PROBLEM SET.
(1) Do these statements agree with the article about Google's Smart Reply? Answer yes or no for each, quoting the words of the article that decide it.
(a) Smart Reply chooses three responses from a possible 20,000.
(b) Smart Reply is a paid add-on to Inbox.
(c) Smart Reply turns the words and sentences of an e-mail into vectors.
(2) Can you go on with the article about Google's Smart Reply from the point where it stops?

DOCUMENT SECTION.
>>>>
- Tool uses artificial intelligence to produce simple responses
- Feature relies on similar approach to AI within search engine
Google, not content with trying to be your search engine, music library, e-mail service, fitness monitor and Internet advertising billboard, now wants to be your secretary.
The Alphabet Inc.-subsidiary said Tuesday that its Inbox e-mail service is getting a free tool named Smart Reply, which uses artificial intelligence to scan the contents of messages, pick three of a possible 20,000 common responses and suggest them to you.
For example, if someone asks about your vacation plans, and whether you can send them, Smart Reply will offer three pre-written responses, like “no plans yet,” “I just sent them to you,” or “I’m working on them,” Google said in a blog post.
Smart Reply uses similar AI technology to that recently rolled out in the Mountain View, California-based company’s main Google search engine, via a system named RankBrain. Smart Reply, like RankBrain, uses an approach to convert the words and sentences in the e-mail into mathematical entities -- called vectors -- that let it understand and reason about the content of the message. It then figures out what some appropriate responses might be.
<<<<
DATA SECTION.
>>>>
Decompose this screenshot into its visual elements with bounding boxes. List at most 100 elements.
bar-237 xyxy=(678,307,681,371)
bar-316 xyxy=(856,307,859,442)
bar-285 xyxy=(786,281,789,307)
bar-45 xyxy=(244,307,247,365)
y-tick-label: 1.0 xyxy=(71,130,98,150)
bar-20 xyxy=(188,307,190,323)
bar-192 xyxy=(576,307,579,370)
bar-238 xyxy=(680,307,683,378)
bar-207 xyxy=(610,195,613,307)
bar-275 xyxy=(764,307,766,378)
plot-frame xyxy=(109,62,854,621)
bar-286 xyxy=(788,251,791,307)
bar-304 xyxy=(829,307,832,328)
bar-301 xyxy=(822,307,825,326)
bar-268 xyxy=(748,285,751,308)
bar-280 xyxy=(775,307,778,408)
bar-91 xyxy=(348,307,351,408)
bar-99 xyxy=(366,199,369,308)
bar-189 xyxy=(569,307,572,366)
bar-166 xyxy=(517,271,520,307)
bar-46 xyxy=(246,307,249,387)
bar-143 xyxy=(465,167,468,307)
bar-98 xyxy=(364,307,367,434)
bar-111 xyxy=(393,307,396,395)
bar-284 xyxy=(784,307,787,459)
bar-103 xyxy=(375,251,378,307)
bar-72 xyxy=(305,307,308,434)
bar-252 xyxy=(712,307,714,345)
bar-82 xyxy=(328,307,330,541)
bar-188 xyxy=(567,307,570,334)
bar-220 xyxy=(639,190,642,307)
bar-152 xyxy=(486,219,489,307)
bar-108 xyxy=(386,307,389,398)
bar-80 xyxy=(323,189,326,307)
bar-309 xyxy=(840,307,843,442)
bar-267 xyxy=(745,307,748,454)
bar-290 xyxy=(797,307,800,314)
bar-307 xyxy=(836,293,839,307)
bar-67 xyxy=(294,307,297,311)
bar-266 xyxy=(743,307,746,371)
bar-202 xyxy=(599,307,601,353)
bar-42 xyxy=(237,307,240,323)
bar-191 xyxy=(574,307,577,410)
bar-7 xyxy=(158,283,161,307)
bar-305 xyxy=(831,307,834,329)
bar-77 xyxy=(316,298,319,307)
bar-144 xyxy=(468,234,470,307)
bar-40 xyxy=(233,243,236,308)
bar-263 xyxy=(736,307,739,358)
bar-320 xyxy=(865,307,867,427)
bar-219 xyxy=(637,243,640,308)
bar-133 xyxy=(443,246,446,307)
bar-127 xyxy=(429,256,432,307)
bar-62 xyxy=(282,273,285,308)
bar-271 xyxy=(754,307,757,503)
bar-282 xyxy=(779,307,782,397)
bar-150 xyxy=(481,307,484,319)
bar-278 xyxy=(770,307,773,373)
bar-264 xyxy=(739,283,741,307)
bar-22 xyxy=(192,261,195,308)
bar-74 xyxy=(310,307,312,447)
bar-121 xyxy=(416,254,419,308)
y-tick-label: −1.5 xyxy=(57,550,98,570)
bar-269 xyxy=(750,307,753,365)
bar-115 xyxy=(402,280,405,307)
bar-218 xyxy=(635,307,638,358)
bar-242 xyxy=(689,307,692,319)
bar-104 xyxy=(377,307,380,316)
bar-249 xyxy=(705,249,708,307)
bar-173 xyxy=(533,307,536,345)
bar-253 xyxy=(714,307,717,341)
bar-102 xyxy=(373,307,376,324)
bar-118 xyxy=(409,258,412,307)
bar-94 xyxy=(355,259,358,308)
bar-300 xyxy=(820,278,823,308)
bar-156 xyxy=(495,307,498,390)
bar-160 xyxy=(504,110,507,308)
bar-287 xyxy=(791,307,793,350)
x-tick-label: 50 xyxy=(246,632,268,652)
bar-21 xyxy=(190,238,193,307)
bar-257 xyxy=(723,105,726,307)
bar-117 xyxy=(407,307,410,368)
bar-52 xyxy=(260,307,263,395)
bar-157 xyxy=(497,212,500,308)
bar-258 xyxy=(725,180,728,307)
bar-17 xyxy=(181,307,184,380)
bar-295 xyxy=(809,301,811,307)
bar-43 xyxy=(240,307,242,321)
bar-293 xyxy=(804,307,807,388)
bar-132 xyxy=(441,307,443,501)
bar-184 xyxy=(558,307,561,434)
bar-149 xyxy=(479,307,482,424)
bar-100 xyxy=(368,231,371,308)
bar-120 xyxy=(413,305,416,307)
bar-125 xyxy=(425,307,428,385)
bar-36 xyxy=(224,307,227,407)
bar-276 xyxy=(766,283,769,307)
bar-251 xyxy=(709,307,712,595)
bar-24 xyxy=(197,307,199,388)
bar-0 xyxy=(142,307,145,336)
<<<<
RESPONSES.
(1)
(a) Yes: "pick three of a possible 20,000 common responses"
(b) No: "its Inbox e-mail service is getting a free tool named Smart Reply"
(c) Yes: "convert the words and sentences in the e-mail into mathematical entities -- called vectors"

(2)
This system is emblematic of the way large technology companies are trying to use AI to do easy-to-automate tasks that people otherwise do manually. The bet is that a consumer will be more likely to use a company’s particular software if they know they can accomplish tasks in a shorter amount of time. Google has been one of the biggest corporate sponsors of AI, and has invested heavily in it for videos, speech, translation and search.
These features have already been rolled out in personal-assistant products such as Apple Inc.’s Siri, Microsoft Corp.’s Cortana, and Google’s own Google Now. Startups like X.Ai and Clara are also using machine learning to produce narrower systems that can scan an e-mail and, if it looks like there’s a meeting being arranged, automatically add it to your calendar.
Early versions of Smart Reply had an overwhelming tendency to suggest the response “I love you” to seemingly anything.